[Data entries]
--- START ---

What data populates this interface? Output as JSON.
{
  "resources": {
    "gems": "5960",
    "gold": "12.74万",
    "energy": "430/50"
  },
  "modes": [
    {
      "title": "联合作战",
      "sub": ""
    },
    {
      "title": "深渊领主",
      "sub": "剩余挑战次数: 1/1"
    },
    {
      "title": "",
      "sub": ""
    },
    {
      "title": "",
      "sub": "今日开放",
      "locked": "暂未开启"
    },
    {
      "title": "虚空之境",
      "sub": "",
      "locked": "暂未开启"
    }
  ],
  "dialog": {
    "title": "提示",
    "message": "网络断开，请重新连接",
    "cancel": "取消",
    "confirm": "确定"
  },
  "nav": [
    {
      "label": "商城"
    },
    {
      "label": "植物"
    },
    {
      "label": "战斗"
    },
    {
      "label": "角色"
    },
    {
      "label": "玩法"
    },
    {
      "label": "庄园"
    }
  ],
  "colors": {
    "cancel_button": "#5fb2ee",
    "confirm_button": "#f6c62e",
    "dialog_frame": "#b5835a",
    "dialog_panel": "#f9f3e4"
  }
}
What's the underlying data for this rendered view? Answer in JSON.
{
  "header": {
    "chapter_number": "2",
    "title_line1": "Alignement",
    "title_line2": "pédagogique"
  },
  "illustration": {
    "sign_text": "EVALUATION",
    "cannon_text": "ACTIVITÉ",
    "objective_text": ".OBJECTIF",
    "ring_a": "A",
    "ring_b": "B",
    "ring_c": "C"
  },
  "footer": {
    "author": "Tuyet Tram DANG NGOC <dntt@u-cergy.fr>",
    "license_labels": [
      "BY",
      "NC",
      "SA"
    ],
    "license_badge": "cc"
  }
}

--- END ---

GIVEN INSTRUCTION: Please quote the records above exactly, without skipping a line.

THE RESPONSE:
What data populates this interface? Output as JSON.
{
  "resources": {
    "gems": "5960",
    "gold": "12.74万",
    "energy": "430/50"
  },
  "modes": [
    {
      "title": "联合作战",
      "sub": ""
    },
    {
      "title": "深渊领主",
      "sub": "剩余挑战次数: 1/1"
    },
    {
      "title": "",
      "sub": ""
    },
    {
      "title": "",
      "sub": "今日开放",
      "locked": "暂未开启"
    },
    {
      "title": "虚空之境",
      "sub": "",
      "locked": "暂未开启"
    }
  ],
  "dialog": {
    "title": "提示",
    "message": "网络断开，请重新连接",
    "cancel": "取消",
    "confirm": "确定"
  },
  "nav": [
    {
      "label": "商城"
    },
    {
      "label": "植物"
    },
    {
      "label": "战斗"
    },
    {
      "label": "角色"
    },
    {
      "label": "玩法"
    },
    {
      "label": "庄园"
    }
  ],
  "colors": {
    "cancel_button": "#5fb2ee",
    "confirm_button": "#f6c62e",
    "dialog_frame": "#b5835a",
    "dialog_panel": "#f9f3e4"
  }
}
What's the underlying data for this rendered view? Answer in JSON.
{
  "header": {
    "chapter_number": "2",
    "title_line1": "Alignement",
    "title_line2": "pédagogique"
  },
  "illustration": {
    "sign_text": "EVALUATION",
    "cannon_text": "ACTIVITÉ",
    "objective_text": ".OBJECTIF",
    "ring_a": "A",
    "ring_b": "B",
    "ring_c": "C"
  },
  "footer": {
    "author": "Tuyet Tram DANG NGOC <dntt@u-cergy.fr>",
    "license_labels": [
      "BY",
      "NC",
      "SA"
    ],
    "license_badge": "cc"
  }
}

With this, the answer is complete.